EXERCISE DATA:
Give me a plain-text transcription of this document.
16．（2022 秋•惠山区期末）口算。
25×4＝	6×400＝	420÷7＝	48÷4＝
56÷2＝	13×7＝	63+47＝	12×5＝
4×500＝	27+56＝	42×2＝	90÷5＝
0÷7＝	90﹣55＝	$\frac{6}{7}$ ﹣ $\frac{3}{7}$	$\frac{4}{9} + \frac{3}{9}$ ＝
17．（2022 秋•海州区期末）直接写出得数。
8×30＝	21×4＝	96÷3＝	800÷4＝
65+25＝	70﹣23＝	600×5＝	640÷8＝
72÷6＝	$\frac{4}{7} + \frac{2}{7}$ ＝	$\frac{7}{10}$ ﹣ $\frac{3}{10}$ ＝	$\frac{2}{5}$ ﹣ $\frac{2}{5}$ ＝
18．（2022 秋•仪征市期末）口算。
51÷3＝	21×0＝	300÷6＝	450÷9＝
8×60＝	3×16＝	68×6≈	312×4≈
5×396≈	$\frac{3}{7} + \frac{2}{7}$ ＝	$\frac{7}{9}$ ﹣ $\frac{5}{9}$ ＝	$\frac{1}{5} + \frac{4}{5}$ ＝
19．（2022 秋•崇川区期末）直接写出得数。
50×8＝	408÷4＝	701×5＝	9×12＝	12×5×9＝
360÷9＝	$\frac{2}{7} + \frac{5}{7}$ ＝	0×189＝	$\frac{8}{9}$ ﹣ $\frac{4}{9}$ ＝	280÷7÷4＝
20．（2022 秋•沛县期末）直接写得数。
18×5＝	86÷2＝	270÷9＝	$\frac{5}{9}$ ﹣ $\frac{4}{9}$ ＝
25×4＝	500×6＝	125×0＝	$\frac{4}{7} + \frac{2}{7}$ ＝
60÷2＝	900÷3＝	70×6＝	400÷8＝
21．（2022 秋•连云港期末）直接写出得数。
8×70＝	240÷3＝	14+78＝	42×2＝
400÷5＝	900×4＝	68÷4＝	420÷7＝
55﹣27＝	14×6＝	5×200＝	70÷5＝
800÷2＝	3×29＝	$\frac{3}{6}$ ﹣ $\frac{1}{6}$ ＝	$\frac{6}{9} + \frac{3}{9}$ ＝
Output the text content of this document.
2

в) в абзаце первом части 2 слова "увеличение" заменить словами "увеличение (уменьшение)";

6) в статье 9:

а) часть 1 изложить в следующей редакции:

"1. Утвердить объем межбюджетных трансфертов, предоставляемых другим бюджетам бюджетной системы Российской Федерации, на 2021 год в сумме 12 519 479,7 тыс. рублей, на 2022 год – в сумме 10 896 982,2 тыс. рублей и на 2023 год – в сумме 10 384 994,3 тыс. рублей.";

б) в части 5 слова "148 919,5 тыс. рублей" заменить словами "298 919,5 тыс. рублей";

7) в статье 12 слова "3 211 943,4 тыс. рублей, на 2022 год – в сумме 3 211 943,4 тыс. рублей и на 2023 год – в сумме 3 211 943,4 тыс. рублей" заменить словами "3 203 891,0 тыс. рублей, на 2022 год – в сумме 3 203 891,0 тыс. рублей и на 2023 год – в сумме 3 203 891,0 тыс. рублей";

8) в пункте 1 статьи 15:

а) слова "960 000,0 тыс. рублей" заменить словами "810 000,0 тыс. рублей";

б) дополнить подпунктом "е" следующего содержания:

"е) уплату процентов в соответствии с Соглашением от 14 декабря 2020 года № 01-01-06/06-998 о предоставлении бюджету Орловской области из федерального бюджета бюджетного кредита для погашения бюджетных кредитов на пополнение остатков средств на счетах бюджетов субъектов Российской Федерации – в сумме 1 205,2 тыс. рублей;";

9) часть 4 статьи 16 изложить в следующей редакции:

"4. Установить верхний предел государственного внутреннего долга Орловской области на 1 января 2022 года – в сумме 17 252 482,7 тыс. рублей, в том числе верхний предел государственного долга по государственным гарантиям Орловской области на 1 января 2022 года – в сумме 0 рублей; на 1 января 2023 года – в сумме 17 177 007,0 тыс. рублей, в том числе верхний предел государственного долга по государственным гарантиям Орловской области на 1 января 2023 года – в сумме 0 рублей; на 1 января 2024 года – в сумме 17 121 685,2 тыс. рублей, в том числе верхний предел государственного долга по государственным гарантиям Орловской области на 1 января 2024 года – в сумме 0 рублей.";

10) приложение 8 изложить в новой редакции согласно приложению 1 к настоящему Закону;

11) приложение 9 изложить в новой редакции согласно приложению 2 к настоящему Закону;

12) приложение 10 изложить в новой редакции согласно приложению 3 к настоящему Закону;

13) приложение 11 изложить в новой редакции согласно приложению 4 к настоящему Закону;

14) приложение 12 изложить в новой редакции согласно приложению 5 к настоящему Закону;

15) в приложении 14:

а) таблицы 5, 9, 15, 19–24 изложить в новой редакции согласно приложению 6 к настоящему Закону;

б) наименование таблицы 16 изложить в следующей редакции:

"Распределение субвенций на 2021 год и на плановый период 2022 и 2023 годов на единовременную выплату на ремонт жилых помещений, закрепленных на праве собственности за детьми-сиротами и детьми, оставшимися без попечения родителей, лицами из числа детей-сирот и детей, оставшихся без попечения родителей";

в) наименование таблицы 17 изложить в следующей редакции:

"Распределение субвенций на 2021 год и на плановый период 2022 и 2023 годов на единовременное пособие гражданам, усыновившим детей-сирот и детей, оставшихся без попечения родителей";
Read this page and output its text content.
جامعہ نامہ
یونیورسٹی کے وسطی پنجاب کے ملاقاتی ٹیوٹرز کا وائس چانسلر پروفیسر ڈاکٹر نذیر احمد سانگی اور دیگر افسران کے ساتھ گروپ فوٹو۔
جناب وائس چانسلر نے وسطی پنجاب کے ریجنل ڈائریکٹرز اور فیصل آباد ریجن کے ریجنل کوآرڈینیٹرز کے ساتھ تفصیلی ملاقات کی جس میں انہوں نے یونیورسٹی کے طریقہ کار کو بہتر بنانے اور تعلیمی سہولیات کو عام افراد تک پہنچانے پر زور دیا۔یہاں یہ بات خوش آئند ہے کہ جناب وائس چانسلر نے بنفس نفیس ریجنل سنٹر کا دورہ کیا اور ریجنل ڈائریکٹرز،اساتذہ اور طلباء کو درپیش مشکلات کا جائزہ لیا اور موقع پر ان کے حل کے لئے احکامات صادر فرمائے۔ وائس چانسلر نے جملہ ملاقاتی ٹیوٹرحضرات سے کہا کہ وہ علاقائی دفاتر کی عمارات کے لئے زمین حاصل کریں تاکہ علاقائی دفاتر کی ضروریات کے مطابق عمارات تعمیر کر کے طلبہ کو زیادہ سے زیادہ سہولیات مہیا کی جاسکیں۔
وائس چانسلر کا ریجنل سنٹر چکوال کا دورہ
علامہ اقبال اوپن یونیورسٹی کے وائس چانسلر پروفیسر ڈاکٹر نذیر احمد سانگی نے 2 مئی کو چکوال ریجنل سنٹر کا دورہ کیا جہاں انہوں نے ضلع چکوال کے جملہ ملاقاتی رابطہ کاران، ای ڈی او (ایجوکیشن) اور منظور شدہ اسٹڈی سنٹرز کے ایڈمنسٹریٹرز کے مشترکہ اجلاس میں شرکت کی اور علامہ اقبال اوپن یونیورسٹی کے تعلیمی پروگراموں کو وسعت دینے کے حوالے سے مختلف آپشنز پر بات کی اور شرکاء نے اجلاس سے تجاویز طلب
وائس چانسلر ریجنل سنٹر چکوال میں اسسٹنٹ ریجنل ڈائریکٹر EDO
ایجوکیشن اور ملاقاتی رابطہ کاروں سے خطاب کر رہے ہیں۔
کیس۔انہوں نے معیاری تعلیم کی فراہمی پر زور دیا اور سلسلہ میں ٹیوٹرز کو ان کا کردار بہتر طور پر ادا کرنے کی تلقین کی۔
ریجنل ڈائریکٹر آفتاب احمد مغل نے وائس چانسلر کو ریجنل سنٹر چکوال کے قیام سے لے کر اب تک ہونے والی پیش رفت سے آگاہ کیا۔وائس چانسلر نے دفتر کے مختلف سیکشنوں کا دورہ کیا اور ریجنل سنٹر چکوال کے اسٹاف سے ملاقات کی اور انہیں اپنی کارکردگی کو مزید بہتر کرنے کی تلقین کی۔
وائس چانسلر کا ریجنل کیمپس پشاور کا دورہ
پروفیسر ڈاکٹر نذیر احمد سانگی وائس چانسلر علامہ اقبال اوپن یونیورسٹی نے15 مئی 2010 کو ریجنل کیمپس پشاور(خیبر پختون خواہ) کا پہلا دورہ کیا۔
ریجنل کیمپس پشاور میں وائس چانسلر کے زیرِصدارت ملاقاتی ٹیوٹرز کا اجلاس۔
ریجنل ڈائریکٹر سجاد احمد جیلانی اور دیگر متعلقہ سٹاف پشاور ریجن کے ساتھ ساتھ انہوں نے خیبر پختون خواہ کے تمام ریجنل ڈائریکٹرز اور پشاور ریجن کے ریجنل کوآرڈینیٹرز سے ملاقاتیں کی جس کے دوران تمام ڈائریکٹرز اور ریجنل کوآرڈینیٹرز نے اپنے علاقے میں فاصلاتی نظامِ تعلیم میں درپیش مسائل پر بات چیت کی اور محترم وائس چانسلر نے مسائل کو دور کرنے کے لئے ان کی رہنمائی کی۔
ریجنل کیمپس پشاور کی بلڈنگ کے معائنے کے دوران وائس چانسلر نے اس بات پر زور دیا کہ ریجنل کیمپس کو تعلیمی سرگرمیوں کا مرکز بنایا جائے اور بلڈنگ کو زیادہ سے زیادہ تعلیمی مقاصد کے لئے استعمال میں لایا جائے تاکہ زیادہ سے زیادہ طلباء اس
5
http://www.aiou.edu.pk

WHAT IS NEEDED: Give the count of lines in the listing above that include "直接写出得数", with no other words.

CORRECT OUTPUT: 3